**Given problem**: Pull each line holding "JSON" out of the entries below.

**Input material**:
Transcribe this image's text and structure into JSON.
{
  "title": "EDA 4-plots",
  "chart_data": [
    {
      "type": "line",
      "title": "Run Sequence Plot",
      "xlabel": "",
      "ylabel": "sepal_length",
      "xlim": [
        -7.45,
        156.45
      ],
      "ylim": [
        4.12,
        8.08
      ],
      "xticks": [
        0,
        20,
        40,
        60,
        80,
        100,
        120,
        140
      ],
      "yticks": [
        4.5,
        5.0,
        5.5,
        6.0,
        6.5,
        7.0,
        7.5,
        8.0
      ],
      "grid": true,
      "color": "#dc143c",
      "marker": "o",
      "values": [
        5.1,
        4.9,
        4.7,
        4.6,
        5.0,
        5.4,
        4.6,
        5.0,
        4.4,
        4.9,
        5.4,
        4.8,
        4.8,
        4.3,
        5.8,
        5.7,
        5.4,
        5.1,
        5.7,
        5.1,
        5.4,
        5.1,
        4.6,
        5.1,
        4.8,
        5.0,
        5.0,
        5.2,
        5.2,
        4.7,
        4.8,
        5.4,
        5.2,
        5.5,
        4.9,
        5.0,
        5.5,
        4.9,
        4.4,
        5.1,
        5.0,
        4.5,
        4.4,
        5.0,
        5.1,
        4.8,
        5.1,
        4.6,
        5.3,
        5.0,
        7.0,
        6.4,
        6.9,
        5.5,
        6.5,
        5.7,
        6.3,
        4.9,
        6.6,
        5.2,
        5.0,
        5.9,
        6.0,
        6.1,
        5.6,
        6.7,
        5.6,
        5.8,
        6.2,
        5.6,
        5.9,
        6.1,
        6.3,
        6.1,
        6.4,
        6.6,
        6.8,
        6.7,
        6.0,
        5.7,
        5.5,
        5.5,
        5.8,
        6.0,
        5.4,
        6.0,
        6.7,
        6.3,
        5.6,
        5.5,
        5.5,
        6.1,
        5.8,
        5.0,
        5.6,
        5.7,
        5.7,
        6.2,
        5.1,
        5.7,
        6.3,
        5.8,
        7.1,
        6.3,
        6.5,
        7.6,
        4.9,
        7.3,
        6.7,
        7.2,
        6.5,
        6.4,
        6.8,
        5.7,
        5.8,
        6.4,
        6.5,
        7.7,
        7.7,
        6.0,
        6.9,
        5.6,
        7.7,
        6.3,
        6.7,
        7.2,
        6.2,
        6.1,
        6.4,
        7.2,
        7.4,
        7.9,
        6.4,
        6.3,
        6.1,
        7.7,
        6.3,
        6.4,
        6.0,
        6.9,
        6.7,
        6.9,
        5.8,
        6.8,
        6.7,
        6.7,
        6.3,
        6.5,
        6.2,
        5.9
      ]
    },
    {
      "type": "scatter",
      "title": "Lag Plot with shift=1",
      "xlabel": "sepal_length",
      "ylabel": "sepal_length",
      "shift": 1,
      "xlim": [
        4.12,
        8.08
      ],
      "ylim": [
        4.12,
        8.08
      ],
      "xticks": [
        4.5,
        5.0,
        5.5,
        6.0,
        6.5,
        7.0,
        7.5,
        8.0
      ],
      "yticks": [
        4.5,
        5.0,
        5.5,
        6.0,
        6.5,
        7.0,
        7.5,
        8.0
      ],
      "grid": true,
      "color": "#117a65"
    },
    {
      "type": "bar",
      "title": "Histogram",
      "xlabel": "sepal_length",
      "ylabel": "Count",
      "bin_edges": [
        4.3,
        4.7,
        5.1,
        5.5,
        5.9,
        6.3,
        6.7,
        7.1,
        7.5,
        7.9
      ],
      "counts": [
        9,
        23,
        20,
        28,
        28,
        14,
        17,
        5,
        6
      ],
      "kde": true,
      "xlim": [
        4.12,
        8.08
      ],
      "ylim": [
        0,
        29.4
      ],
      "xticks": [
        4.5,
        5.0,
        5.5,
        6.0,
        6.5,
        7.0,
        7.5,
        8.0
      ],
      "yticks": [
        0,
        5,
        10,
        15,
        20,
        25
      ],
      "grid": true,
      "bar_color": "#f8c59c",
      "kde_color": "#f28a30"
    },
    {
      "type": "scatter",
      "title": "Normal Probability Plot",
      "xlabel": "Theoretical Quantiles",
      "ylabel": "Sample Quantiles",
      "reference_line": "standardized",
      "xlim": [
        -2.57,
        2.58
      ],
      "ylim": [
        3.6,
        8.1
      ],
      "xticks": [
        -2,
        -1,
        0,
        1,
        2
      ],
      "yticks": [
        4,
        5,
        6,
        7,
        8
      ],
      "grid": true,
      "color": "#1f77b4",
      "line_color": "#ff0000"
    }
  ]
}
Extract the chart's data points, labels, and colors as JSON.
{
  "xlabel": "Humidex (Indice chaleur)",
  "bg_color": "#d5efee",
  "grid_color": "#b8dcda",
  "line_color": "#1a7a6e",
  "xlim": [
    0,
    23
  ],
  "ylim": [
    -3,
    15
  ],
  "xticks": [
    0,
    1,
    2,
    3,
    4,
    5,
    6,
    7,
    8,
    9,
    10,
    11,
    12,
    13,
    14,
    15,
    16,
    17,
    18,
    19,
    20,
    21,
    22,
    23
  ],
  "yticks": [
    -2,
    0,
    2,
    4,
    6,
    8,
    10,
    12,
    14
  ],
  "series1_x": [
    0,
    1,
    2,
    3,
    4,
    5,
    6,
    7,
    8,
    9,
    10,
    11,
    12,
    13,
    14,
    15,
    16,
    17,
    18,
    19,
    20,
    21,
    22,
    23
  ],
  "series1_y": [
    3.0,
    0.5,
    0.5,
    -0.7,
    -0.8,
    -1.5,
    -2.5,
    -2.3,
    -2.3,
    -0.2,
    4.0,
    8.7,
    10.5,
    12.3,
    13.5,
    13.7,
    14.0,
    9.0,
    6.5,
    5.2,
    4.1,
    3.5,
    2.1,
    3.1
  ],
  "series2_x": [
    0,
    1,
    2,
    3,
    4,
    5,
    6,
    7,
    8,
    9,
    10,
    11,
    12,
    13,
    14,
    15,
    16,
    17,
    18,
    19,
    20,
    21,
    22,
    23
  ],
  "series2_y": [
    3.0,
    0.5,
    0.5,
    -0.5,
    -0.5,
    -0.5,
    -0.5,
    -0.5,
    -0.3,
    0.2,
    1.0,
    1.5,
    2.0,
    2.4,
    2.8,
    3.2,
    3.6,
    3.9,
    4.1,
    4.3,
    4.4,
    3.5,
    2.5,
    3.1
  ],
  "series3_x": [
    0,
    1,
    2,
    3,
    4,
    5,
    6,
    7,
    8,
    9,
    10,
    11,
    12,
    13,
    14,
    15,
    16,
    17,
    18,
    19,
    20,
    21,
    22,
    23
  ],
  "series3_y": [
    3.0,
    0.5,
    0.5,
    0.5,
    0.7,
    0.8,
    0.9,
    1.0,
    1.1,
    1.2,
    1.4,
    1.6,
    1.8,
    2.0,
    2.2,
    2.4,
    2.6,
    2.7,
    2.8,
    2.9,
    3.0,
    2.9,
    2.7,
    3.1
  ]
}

**Exercise response**:
Transcribe this image's text and structure into JSON.
Extract the chart's data points, labels, and colors as JSON.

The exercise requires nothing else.